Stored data
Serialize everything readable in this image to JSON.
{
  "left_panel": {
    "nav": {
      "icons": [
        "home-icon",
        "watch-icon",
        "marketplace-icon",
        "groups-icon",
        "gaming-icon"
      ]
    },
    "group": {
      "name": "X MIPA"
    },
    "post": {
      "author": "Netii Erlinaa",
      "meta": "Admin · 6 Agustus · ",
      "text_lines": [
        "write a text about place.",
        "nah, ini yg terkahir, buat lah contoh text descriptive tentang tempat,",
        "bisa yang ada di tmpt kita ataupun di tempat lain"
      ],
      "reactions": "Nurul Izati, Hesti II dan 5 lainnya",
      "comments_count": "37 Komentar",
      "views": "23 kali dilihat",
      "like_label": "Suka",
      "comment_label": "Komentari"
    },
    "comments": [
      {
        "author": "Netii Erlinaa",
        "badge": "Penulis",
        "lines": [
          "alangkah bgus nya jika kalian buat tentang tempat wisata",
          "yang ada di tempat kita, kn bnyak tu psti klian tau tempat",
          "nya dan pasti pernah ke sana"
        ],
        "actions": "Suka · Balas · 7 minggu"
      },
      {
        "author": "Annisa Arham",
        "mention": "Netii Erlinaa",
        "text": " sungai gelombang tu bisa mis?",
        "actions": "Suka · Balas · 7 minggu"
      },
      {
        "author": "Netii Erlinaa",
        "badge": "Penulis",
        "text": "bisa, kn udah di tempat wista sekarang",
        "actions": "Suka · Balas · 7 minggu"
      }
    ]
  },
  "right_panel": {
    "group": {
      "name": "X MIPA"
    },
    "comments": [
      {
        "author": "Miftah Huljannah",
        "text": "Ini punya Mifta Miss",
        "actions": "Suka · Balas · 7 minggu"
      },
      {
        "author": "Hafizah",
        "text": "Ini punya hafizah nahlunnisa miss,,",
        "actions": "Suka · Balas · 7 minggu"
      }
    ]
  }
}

*Problem description:* Restate the records, all of them, precisely as written.

*Written response:*
Serialize everything readable in this image to JSON.
{
  "left_panel": {
    "nav": {
      "icons": [
        "home-icon",
        "watch-icon",
        "marketplace-icon",
        "groups-icon",
        "gaming-icon"
      ]
    },
    "group": {
      "name": "X MIPA"
    },
    "post": {
      "author": "Netii Erlinaa",
      "meta": "Admin · 6 Agustus · ",
      "text_lines": [
        "write a text about place.",
        "nah, ini yg terkahir, buat lah contoh text descriptive tentang tempat,",
        "bisa yang ada di tmpt kita ataupun di tempat lain"
      ],
      "reactions": "Nurul Izati, Hesti II dan 5 lainnya",
      "comments_count": "37 Komentar",
      "views": "23 kali dilihat",
      "like_label": "Suka",
      "comment_label": "Komentari"
    },
    "comments": [
      {
        "author": "Netii Erlinaa",
        "badge": "Penulis",
        "lines": [
          "alangkah bgus nya jika kalian buat tentang tempat wisata",
          "yang ada di tempat kita, kn bnyak tu psti klian tau tempat",
          "nya dan pasti pernah ke sana"
        ],
        "actions": "Suka · Balas · 7 minggu"
      },
      {
        "author": "Annisa Arham",
        "mention": "Netii Erlinaa",
        "text": " sungai gelombang tu bisa mis?",
        "actions": "Suka · Balas · 7 minggu"
      },
      {
        "author": "Netii Erlinaa",
        "badge": "Penulis",
        "text": "bisa, kn udah di tempat wista sekarang",
        "actions": "Suka · Balas · 7 minggu"
      }
    ]
  },
  "right_panel": {
    "group": {
      "name": "X MIPA"
    },
    "comments": [
      {
        "author": "Miftah Huljannah",
        "text": "Ini punya Mifta Miss",
        "actions": "Suka · Balas · 7 minggu"
      },
      {
        "author": "Hafizah",
        "text": "Ini punya hafizah nahlunnisa miss,,",
        "actions": "Suka · Balas · 7 minggu"
      }
    ]
  }
}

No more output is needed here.